----- EXERCISE INPUT -----
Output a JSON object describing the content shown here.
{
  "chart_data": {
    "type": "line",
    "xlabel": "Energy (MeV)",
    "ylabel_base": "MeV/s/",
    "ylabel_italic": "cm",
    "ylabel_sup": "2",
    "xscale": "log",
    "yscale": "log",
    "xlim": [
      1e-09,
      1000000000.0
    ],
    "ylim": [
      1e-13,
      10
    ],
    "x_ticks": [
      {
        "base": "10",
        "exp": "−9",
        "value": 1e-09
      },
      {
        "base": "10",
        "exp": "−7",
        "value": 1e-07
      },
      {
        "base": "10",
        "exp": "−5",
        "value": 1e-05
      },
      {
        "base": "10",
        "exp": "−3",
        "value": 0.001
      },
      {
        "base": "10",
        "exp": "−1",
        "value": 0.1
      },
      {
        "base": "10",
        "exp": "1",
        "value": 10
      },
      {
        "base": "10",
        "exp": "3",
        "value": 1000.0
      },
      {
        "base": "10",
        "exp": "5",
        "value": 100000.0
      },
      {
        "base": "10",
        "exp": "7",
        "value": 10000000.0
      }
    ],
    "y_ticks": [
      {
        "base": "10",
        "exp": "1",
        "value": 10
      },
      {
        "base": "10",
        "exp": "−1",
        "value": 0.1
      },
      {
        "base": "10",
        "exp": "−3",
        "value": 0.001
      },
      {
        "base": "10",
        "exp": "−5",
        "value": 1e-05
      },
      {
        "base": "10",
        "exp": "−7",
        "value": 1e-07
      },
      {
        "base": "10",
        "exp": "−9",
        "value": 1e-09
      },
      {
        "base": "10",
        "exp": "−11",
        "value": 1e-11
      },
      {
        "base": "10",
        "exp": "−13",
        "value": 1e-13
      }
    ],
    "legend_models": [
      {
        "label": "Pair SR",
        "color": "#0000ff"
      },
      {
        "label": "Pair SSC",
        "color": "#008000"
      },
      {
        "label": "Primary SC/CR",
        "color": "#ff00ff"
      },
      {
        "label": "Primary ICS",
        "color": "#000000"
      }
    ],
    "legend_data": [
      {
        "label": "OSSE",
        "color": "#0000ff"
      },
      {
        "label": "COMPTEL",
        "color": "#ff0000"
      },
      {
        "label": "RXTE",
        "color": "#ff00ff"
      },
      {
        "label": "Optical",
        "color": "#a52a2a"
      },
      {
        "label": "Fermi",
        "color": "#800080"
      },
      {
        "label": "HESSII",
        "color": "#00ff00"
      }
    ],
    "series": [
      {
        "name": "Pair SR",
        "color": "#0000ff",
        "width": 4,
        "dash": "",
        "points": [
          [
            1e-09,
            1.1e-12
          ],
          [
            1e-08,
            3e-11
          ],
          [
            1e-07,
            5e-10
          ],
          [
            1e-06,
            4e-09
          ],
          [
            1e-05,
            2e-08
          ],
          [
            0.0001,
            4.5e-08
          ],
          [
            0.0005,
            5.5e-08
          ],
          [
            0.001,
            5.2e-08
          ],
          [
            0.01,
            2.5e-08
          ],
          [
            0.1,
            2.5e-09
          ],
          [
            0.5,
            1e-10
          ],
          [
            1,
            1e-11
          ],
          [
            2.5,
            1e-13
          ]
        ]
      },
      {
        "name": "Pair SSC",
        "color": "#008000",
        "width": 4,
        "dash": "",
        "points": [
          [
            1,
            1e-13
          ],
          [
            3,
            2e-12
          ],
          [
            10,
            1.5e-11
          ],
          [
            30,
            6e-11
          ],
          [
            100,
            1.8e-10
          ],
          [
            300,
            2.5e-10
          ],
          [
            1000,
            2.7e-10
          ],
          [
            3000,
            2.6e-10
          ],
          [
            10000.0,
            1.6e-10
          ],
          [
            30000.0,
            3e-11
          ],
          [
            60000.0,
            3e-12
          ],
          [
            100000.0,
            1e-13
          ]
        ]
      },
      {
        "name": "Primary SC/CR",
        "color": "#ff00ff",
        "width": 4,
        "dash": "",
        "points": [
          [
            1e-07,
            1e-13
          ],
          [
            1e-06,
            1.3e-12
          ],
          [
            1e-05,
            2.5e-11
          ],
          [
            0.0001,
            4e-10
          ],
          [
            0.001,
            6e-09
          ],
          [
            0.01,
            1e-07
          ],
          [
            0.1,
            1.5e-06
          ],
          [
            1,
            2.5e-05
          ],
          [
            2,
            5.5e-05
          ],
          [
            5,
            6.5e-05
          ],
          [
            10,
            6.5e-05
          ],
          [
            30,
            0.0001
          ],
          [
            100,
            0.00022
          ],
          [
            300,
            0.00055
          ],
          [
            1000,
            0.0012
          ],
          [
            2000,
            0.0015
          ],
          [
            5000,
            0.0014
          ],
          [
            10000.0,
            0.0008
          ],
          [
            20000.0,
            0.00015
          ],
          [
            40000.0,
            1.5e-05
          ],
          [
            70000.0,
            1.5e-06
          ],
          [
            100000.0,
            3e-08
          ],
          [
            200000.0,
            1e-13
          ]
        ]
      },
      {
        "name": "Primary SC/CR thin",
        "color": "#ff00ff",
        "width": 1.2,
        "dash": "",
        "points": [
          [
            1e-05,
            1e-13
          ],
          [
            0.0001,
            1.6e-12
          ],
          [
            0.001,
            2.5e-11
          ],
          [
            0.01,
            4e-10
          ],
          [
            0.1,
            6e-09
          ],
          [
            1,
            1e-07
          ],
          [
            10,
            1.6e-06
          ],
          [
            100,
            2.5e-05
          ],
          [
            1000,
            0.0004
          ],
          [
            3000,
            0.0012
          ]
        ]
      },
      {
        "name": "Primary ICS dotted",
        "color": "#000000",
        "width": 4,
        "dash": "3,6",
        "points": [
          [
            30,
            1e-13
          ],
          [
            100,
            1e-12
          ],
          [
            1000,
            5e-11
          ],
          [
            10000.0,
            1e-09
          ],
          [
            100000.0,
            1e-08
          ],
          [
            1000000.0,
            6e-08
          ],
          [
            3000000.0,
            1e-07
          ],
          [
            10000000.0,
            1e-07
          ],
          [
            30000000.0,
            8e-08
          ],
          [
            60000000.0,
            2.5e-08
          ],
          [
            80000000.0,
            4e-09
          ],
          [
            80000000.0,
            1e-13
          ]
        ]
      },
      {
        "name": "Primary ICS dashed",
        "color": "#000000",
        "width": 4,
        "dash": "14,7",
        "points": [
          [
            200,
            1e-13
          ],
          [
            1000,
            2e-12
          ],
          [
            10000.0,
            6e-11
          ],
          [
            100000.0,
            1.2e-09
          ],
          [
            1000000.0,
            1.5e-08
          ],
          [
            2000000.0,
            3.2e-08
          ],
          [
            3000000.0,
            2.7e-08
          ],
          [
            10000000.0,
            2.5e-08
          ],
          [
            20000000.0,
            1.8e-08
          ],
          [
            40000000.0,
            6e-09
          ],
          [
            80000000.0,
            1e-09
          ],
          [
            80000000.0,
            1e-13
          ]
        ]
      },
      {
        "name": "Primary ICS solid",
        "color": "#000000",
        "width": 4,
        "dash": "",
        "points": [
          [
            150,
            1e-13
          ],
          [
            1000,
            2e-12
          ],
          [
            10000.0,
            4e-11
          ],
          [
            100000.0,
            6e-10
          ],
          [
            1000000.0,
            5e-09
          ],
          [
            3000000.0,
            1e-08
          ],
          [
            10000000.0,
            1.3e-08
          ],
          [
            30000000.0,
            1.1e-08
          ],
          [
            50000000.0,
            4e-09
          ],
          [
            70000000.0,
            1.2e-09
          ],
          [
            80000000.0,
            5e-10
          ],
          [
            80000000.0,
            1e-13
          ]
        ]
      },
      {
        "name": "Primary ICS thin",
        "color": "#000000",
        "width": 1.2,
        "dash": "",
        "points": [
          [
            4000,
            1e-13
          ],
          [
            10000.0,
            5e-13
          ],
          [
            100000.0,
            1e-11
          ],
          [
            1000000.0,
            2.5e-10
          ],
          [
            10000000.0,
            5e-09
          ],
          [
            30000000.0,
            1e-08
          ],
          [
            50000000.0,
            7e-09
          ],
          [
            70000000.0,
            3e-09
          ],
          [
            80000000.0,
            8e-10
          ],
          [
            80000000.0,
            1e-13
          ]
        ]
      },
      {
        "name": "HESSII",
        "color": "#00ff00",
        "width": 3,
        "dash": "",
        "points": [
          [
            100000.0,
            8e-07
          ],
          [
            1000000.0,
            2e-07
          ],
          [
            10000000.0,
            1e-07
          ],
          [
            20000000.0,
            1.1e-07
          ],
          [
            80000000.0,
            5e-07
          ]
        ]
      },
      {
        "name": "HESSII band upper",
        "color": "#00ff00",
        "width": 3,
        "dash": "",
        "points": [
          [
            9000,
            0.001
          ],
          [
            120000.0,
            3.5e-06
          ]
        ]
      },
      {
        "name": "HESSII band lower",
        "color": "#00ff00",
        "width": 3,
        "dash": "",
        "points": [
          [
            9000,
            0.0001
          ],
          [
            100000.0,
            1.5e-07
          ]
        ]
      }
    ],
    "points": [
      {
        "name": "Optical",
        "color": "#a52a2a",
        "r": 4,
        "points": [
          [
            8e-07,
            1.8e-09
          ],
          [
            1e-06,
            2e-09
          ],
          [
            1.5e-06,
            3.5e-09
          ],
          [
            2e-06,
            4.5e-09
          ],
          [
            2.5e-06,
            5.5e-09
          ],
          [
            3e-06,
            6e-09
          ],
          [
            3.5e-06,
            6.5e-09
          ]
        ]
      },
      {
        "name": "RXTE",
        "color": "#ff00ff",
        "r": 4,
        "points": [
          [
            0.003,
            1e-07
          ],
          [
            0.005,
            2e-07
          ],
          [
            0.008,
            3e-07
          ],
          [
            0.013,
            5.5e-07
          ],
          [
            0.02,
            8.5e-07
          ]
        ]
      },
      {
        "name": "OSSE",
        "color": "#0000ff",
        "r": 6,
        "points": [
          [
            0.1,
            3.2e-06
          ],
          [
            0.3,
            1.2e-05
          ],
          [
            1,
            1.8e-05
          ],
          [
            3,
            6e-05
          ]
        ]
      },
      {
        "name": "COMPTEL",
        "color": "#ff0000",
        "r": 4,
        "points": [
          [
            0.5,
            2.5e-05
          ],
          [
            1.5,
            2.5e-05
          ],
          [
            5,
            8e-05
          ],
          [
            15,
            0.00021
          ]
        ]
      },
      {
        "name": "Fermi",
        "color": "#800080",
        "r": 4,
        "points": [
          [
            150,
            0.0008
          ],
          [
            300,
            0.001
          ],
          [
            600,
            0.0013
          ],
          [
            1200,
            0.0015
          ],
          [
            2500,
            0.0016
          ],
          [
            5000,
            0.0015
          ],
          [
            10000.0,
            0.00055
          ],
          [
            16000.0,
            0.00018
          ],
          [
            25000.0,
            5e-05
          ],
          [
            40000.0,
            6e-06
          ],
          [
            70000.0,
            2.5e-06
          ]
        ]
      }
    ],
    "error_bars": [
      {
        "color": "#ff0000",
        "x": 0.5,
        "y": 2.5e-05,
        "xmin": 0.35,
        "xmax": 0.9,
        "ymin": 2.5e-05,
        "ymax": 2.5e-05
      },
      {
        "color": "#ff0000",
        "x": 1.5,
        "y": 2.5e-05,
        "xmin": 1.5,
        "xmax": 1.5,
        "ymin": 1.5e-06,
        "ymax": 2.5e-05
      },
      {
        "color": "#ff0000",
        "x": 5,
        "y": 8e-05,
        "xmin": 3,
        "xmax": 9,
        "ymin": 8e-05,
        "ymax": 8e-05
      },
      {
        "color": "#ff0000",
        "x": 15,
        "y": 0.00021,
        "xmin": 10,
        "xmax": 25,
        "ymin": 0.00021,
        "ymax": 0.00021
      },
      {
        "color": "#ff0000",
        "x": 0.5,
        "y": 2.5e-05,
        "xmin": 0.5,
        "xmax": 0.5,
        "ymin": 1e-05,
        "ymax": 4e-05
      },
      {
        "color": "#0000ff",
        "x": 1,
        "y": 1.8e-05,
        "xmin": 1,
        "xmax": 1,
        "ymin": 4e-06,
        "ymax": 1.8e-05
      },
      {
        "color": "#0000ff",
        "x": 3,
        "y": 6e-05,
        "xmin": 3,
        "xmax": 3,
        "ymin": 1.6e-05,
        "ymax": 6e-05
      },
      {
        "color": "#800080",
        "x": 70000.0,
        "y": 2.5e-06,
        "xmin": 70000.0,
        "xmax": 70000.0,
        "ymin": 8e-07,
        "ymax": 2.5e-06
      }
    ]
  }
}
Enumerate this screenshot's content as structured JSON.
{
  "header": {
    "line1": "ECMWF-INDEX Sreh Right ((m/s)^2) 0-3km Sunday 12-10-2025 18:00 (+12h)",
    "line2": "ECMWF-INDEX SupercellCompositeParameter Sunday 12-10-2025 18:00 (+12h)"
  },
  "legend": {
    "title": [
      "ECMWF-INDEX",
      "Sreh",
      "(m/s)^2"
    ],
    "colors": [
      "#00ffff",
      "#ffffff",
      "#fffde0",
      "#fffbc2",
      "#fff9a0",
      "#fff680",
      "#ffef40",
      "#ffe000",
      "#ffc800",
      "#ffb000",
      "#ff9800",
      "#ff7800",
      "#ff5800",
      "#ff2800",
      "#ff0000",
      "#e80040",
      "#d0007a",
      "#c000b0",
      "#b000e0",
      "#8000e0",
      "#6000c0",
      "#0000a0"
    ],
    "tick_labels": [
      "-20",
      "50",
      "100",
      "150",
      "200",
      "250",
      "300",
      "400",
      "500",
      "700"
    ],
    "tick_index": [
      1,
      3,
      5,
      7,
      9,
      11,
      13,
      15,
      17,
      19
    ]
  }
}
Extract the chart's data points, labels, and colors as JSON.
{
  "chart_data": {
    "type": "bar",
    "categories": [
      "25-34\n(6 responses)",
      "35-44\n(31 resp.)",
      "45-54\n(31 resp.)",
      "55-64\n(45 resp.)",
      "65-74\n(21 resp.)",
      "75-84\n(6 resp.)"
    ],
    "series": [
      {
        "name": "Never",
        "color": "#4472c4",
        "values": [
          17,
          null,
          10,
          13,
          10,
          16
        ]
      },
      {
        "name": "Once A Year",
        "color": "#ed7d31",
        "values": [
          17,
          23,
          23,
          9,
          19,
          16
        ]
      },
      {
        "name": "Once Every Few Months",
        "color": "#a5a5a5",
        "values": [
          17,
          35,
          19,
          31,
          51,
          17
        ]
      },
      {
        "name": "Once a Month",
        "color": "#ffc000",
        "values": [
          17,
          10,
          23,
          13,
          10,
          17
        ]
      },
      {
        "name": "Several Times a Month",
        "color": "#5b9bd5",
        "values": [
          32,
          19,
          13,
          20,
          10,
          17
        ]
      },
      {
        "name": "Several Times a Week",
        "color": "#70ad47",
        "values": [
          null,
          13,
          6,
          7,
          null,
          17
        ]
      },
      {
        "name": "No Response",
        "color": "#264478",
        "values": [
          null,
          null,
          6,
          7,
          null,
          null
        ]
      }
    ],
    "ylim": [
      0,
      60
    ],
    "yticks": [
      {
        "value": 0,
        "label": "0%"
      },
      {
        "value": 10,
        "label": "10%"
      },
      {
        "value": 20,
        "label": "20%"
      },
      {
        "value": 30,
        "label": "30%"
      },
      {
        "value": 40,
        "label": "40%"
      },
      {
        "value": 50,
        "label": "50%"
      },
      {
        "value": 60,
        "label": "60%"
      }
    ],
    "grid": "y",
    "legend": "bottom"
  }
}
-----
PROBLEM DETAILS |
Check each line of the records above for the string "band", and report every line that has it.

WRITTEN RESPONSE |
        "name": "HESSII band upper",
        "name": "HESSII band lower",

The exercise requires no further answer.